— start —

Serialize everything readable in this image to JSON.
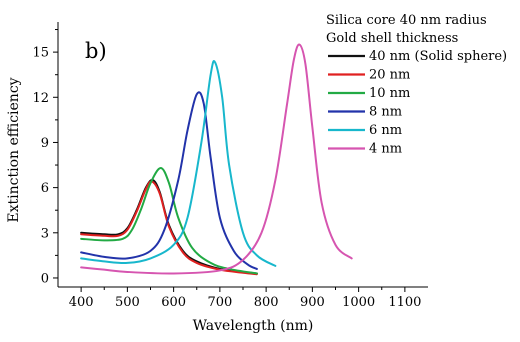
{
  "chart_data": {
    "type": "line",
    "panel_label": "b)",
    "xlabel": "Wavelength (nm)",
    "ylabel": "Extinction efficiency",
    "xlim": [
      350,
      1150
    ],
    "ylim": [
      -0.6,
      17
    ],
    "xticks": [
      400,
      500,
      600,
      700,
      800,
      900,
      1000,
      1100
    ],
    "yticks": [
      0,
      3,
      6,
      9,
      12,
      15
    ],
    "legend_heading": [
      "Silica core 40 nm radius",
      "Gold shell thickness"
    ],
    "legend_position": "top-right",
    "grid": false,
    "series": [
      {
        "name": "40 nm (Solid sphere)",
        "color": "#111111",
        "x": [
          400,
          450,
          480,
          500,
          520,
          540,
          555,
          570,
          590,
          620,
          650,
          700,
          750,
          780
        ],
        "y": [
          3.0,
          2.9,
          2.9,
          3.3,
          4.5,
          6.0,
          6.5,
          5.7,
          3.5,
          1.8,
          1.1,
          0.6,
          0.4,
          0.3
        ]
      },
      {
        "name": "20 nm",
        "color": "#e02020",
        "x": [
          400,
          450,
          480,
          500,
          520,
          540,
          553,
          570,
          590,
          620,
          650,
          700,
          750,
          780
        ],
        "y": [
          2.9,
          2.8,
          2.8,
          3.2,
          4.4,
          5.9,
          6.4,
          5.6,
          3.4,
          1.7,
          1.0,
          0.55,
          0.35,
          0.25
        ]
      },
      {
        "name": "10 nm",
        "color": "#22aa44",
        "x": [
          400,
          450,
          490,
          510,
          530,
          550,
          572,
          590,
          610,
          640,
          680,
          720,
          780
        ],
        "y": [
          2.6,
          2.5,
          2.6,
          3.2,
          4.6,
          6.3,
          7.3,
          6.3,
          4.0,
          2.0,
          1.0,
          0.6,
          0.3
        ]
      },
      {
        "name": "8 nm",
        "color": "#2233aa",
        "x": [
          400,
          450,
          500,
          550,
          580,
          610,
          630,
          650,
          665,
          680,
          700,
          730,
          760,
          780
        ],
        "y": [
          1.7,
          1.4,
          1.3,
          1.8,
          3.2,
          6.5,
          9.8,
          12.2,
          11.6,
          8.0,
          4.0,
          1.8,
          0.9,
          0.6
        ]
      },
      {
        "name": "6 nm",
        "color": "#18b7cc",
        "x": [
          400,
          450,
          500,
          550,
          600,
          630,
          660,
          680,
          690,
          705,
          720,
          750,
          780,
          820
        ],
        "y": [
          1.3,
          1.1,
          1.0,
          1.3,
          2.2,
          4.0,
          9.0,
          13.5,
          14.3,
          12.0,
          7.5,
          3.0,
          1.5,
          0.8
        ]
      },
      {
        "name": "4 nm",
        "color": "#d655b0",
        "x": [
          400,
          450,
          500,
          600,
          700,
          750,
          790,
          820,
          845,
          860,
          872,
          885,
          900,
          920,
          950,
          985
        ],
        "y": [
          0.7,
          0.55,
          0.4,
          0.3,
          0.5,
          1.2,
          3.0,
          6.5,
          11.5,
          14.5,
          15.5,
          14.2,
          10.0,
          5.0,
          2.2,
          1.3
        ]
      }
    ]
  }
}
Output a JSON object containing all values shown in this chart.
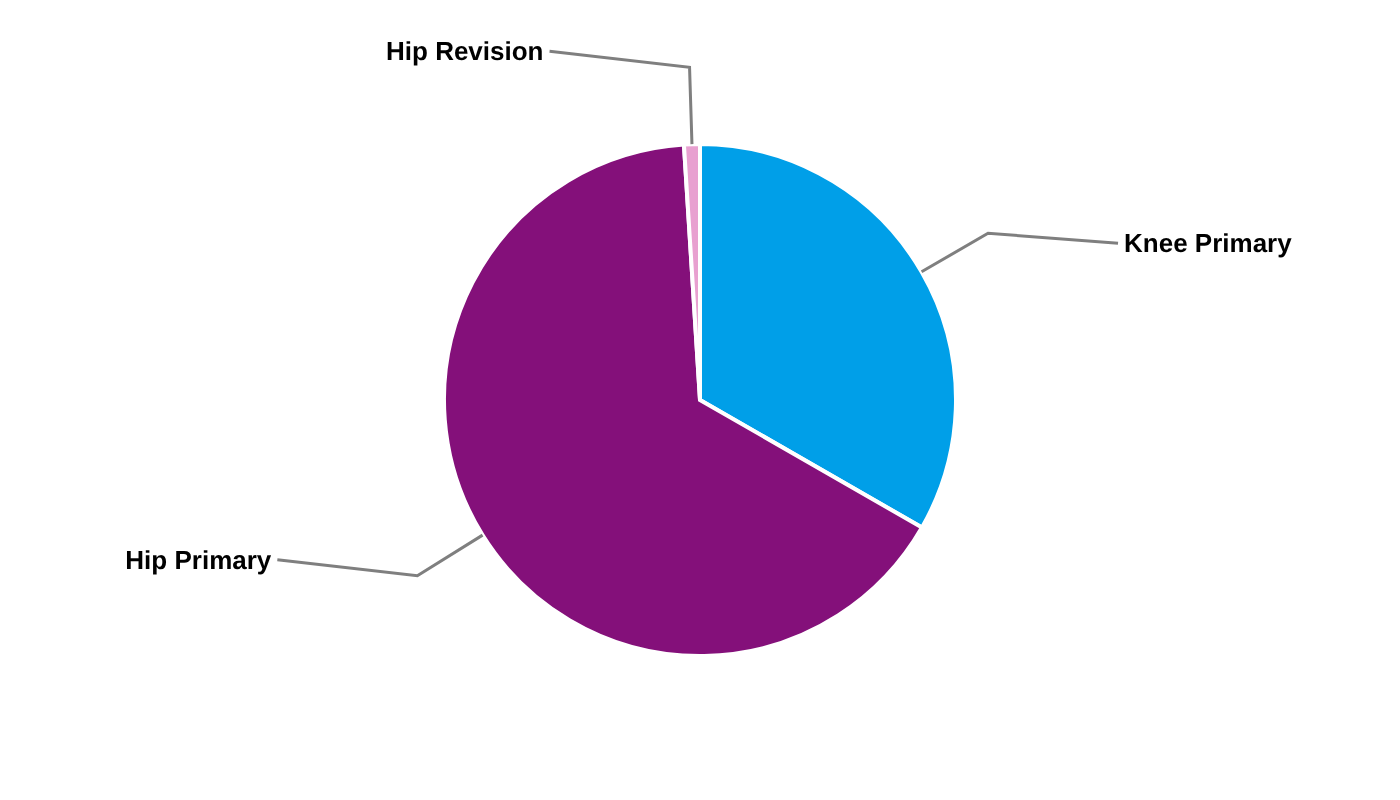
{
  "chart_data": {
    "type": "pie",
    "categories": [
      "Knee Primary",
      "Hip Primary",
      "Hip Revision"
    ],
    "values": [
      33.3,
      65.7,
      1.0
    ],
    "colors": [
      "#009fe8",
      "#84107a",
      "#e8a0d0"
    ]
  }
}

— end —

--- YOUR OBJECTIVE ---
Begin with the line that contains "Output a JSON" and repeat every line through the end of the data, exactly and only those lines, leaving out the pictures.

--- RESPONSE TO THIS EXERCISE ---
Output a JSON object containing all values shown in this chart.
{
  "chart_data": {
    "type": "pie",
    "categories": [
      "Knee Primary",
      "Hip Primary",
      "Hip Revision"
    ],
    "values": [
      33.3,
      65.7,
      1.0
    ],
    "colors": [
      "#009fe8",
      "#84107a",
      "#e8a0d0"
    ]
  }
}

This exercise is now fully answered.